━━━ TASK MATERIAL

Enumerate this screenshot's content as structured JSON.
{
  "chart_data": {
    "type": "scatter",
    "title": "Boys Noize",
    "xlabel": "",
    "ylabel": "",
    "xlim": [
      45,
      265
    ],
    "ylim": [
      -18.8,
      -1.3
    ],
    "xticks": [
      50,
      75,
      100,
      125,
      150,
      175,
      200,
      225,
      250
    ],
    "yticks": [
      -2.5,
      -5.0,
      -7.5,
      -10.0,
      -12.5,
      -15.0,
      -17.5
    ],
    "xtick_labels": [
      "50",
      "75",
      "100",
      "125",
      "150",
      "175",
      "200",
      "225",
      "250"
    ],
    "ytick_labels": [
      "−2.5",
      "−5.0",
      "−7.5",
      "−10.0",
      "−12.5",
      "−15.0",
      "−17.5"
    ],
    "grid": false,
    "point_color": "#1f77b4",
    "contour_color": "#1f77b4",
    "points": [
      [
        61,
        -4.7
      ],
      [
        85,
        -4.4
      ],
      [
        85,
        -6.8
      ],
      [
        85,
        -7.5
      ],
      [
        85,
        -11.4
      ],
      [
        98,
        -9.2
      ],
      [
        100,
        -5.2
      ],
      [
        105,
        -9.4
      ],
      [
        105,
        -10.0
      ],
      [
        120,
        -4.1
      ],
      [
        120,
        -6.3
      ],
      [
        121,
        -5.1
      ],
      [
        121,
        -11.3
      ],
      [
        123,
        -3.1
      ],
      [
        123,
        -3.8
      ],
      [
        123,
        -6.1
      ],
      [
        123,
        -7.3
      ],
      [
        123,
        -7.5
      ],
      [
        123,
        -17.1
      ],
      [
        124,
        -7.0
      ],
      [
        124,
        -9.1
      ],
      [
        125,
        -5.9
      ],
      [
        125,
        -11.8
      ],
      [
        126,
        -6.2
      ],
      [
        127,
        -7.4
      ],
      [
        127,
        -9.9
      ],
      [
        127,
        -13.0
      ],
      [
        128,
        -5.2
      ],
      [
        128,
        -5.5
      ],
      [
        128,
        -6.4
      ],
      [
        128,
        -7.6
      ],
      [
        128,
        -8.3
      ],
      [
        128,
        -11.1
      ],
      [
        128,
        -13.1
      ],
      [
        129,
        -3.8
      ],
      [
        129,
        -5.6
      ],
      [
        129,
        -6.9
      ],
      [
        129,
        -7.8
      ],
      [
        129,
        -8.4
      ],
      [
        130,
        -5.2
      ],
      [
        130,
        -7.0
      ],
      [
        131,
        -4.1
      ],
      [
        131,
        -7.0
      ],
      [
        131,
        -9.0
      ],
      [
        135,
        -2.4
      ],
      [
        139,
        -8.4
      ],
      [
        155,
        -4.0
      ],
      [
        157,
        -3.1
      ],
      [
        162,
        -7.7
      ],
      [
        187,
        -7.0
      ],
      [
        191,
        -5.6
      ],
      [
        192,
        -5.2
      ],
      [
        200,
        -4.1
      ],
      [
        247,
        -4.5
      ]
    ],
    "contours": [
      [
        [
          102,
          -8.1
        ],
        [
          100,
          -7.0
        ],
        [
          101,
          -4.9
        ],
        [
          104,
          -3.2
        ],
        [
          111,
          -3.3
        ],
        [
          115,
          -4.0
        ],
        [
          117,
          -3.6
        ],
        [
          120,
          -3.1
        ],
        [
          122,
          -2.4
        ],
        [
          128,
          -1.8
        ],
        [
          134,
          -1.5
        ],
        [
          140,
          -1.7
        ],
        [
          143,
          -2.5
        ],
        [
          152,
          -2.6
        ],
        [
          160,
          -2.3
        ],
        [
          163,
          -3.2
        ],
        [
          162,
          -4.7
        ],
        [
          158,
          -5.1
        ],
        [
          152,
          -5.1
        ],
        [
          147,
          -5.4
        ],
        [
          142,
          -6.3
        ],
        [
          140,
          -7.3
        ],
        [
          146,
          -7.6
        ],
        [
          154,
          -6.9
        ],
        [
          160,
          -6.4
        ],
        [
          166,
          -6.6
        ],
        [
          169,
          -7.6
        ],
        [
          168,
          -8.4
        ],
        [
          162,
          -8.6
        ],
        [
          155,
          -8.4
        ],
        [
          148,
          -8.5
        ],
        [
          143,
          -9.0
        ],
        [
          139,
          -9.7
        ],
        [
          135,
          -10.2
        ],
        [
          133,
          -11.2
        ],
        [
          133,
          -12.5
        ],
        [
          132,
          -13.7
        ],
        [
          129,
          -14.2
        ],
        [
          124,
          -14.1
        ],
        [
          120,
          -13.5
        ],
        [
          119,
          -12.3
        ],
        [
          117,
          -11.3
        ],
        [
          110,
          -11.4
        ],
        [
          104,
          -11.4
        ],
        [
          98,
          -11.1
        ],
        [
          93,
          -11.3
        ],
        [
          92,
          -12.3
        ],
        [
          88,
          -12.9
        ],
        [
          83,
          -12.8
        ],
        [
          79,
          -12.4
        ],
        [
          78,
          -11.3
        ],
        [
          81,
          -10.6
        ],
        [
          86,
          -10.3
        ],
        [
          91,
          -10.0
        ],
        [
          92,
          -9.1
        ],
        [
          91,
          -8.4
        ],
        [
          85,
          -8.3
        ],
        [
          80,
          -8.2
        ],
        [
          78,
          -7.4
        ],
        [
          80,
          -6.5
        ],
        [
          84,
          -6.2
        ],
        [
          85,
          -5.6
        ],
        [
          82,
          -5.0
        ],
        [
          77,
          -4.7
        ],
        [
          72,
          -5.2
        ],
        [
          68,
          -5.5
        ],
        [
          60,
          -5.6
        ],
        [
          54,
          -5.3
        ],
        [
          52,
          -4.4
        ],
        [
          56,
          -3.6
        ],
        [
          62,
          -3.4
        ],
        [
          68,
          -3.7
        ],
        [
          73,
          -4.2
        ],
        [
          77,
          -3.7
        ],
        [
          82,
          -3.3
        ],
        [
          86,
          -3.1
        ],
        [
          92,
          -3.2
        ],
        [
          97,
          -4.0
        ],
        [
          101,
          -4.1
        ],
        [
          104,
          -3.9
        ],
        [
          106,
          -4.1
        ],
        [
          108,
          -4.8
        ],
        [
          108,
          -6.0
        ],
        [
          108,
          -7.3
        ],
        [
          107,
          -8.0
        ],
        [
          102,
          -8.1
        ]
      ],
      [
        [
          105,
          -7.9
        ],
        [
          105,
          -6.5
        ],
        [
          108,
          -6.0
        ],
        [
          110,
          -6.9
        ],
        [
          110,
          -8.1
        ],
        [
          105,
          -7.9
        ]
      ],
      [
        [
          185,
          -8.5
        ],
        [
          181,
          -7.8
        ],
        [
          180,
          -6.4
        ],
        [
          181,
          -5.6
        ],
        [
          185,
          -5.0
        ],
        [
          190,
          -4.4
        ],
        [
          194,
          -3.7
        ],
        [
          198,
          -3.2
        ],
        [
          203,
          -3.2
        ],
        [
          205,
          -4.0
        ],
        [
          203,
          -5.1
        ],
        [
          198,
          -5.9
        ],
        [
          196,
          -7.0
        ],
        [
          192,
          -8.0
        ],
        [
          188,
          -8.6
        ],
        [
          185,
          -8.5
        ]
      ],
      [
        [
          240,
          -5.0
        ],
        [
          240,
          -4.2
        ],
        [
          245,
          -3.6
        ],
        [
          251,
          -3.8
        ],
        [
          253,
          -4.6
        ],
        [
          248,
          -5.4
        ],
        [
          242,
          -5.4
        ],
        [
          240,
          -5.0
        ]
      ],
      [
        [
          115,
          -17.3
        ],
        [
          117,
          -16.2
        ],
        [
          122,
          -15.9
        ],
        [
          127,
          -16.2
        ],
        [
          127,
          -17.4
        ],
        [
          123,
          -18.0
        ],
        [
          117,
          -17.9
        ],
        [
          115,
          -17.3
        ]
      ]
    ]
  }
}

━━━━━━

▸ **REQUEST**: Copy all of the data. Keep every word exactly as it is.

▸ **ANSWER TO THIS TASK**:
Enumerate this screenshot's content as structured JSON.
{
  "chart_data": {
    "type": "scatter",
    "title": "Boys Noize",
    "xlabel": "",
    "ylabel": "",
    "xlim": [
      45,
      265
    ],
    "ylim": [
      -18.8,
      -1.3
    ],
    "xticks": [
      50,
      75,
      100,
      125,
      150,
      175,
      200,
      225,
      250
    ],
    "yticks": [
      -2.5,
      -5.0,
      -7.5,
      -10.0,
      -12.5,
      -15.0,
      -17.5
    ],
    "xtick_labels": [
      "50",
      "75",
      "100",
      "125",
      "150",
      "175",
      "200",
      "225",
      "250"
    ],
    "ytick_labels": [
      "−2.5",
      "−5.0",
      "−7.5",
      "−10.0",
      "−12.5",
      "−15.0",
      "−17.5"
    ],
    "grid": false,
    "point_color": "#1f77b4",
    "contour_color": "#1f77b4",
    "points": [
      [
        61,
        -4.7
      ],
      [
        85,
        -4.4
      ],
      [
        85,
        -6.8
      ],
      [
        85,
        -7.5
      ],
      [
        85,
        -11.4
      ],
      [
        98,
        -9.2
      ],
      [
        100,
        -5.2
      ],
      [
        105,
        -9.4
      ],
      [
        105,
        -10.0
      ],
      [
        120,
        -4.1
      ],
      [
        120,
        -6.3
      ],
      [
        121,
        -5.1
      ],
      [
        121,
        -11.3
      ],
      [
        123,
        -3.1
      ],
      [
        123,
        -3.8
      ],
      [
        123,
        -6.1
      ],
      [
        123,
        -7.3
      ],
      [
        123,
        -7.5
      ],
      [
        123,
        -17.1
      ],
      [
        124,
        -7.0
      ],
      [
        124,
        -9.1
      ],
      [
        125,
        -5.9
      ],
      [
        125,
        -11.8
      ],
      [
        126,
        -6.2
      ],
      [
        127,
        -7.4
      ],
      [
        127,
        -9.9
      ],
      [
        127,
        -13.0
      ],
      [
        128,
        -5.2
      ],
      [
        128,
        -5.5
      ],
      [
        128,
        -6.4
      ],
      [
        128,
        -7.6
      ],
      [
        128,
        -8.3
      ],
      [
        128,
        -11.1
      ],
      [
        128,
        -13.1
      ],
      [
        129,
        -3.8
      ],
      [
        129,
        -5.6
      ],
      [
        129,
        -6.9
      ],
      [
        129,
        -7.8
      ],
      [
        129,
        -8.4
      ],
      [
        130,
        -5.2
      ],
      [
        130,
        -7.0
      ],
      [
        131,
        -4.1
      ],
      [
        131,
        -7.0
      ],
      [
        131,
        -9.0
      ],
      [
        135,
        -2.4
      ],
      [
        139,
        -8.4
      ],
      [
        155,
        -4.0
      ],
      [
        157,
        -3.1
      ],
      [
        162,
        -7.7
      ],
      [
        187,
        -7.0
      ],
      [
        191,
        -5.6
      ],
      [
        192,
        -5.2
      ],
      [
        200,
        -4.1
      ],
      [
        247,
        -4.5
      ]
    ],
    "contours": [
      [
        [
          102,
          -8.1
        ],
        [
          100,
          -7.0
        ],
        [
          101,
          -4.9
        ],
        [
          104,
          -3.2
        ],
        [
          111,
          -3.3
        ],
        [
          115,
          -4.0
        ],
        [
          117,
          -3.6
        ],
        [
          120,
          -3.1
        ],
        [
          122,
          -2.4
        ],
        [
          128,
          -1.8
        ],
        [
          134,
          -1.5
        ],
        [
          140,
          -1.7
        ],
        [
          143,
          -2.5
        ],
        [
          152,
          -2.6
        ],
        [
          160,
          -2.3
        ],
        [
          163,
          -3.2
        ],
        [
          162,
          -4.7
        ],
        [
          158,
          -5.1
        ],
        [
          152,
          -5.1
        ],
        [
          147,
          -5.4
        ],
        [
          142,
          -6.3
        ],
        [
          140,
          -7.3
        ],
        [
          146,
          -7.6
        ],
        [
          154,
          -6.9
        ],
        [
          160,
          -6.4
        ],
        [
          166,
          -6.6
        ],
        [
          169,
          -7.6
        ],
        [
          168,
          -8.4
        ],
        [
          162,
          -8.6
        ],
        [
          155,
          -8.4
        ],
        [
          148,
          -8.5
        ],
        [
          143,
          -9.0
        ],
        [
          139,
          -9.7
        ],
        [
          135,
          -10.2
        ],
        [
          133,
          -11.2
        ],
        [
          133,
          -12.5
        ],
        [
          132,
          -13.7
        ],
        [
          129,
          -14.2
        ],
        [
          124,
          -14.1
        ],
        [
          120,
          -13.5
        ],
        [
          119,
          -12.3
        ],
        [
          117,
          -11.3
        ],
        [
          110,
          -11.4
        ],
        [
          104,
          -11.4
        ],
        [
          98,
          -11.1
        ],
        [
          93,
          -11.3
        ],
        [
          92,
          -12.3
        ],
        [
          88,
          -12.9
        ],
        [
          83,
          -12.8
        ],
        [
          79,
          -12.4
        ],
        [
          78,
          -11.3
        ],
        [
          81,
          -10.6
        ],
        [
          86,
          -10.3
        ],
        [
          91,
          -10.0
        ],
        [
          92,
          -9.1
        ],
        [
          91,
          -8.4
        ],
        [
          85,
          -8.3
        ],
        [
          80,
          -8.2
        ],
        [
          78,
          -7.4
        ],
        [
          80,
          -6.5
        ],
        [
          84,
          -6.2
        ],
        [
          85,
          -5.6
        ],
        [
          82,
          -5.0
        ],
        [
          77,
          -4.7
        ],
        [
          72,
          -5.2
        ],
        [
          68,
          -5.5
        ],
        [
          60,
          -5.6
        ],
        [
          54,
          -5.3
        ],
        [
          52,
          -4.4
        ],
        [
          56,
          -3.6
        ],
        [
          62,
          -3.4
        ],
        [
          68,
          -3.7
        ],
        [
          73,
          -4.2
        ],
        [
          77,
          -3.7
        ],
        [
          82,
          -3.3
        ],
        [
          86,
          -3.1
        ],
        [
          92,
          -3.2
        ],
        [
          97,
          -4.0
        ],
        [
          101,
          -4.1
        ],
        [
          104,
          -3.9
        ],
        [
          106,
          -4.1
        ],
        [
          108,
          -4.8
        ],
        [
          108,
          -6.0
        ],
        [
          108,
          -7.3
        ],
        [
          107,
          -8.0
        ],
        [
          102,
          -8.1
        ]
      ],
      [
        [
          105,
          -7.9
        ],
        [
          105,
          -6.5
        ],
        [
          108,
          -6.0
        ],
        [
          110,
          -6.9
        ],
        [
          110,
          -8.1
        ],
        [
          105,
          -7.9
        ]
      ],
      [
        [
          185,
          -8.5
        ],
        [
          181,
          -7.8
        ],
        [
          180,
          -6.4
        ],
        [
          181,
          -5.6
        ],
        [
          185,
          -5.0
        ],
        [
          190,
          -4.4
        ],
        [
          194,
          -3.7
        ],
        [
          198,
          -3.2
        ],
        [
          203,
          -3.2
        ],
        [
          205,
          -4.0
        ],
        [
          203,
          -5.1
        ],
        [
          198,
          -5.9
        ],
        [
          196,
          -7.0
        ],
        [
          192,
          -8.0
        ],
        [
          188,
          -8.6
        ],
        [
          185,
          -8.5
        ]
      ],
      [
        [
          240,
          -5.0
        ],
        [
          240,
          -4.2
        ],
        [
          245,
          -3.6
        ],
        [
          251,
          -3.8
        ],
        [
          253,
          -4.6
        ],
        [
          248,
          -5.4
        ],
        [
          242,
          -5.4
        ],
        [
          240,
          -5.0
        ]
      ],
      [
        [
          115,
          -17.3
        ],
        [
          117,
          -16.2
        ],
        [
          122,
          -15.9
        ],
        [
          127,
          -16.2
        ],
        [
          127,
          -17.4
        ],
        [
          123,
          -18.0
        ],
        [
          117,
          -17.9
        ],
        [
          115,
          -17.3
        ]
      ]
    ]
  }
}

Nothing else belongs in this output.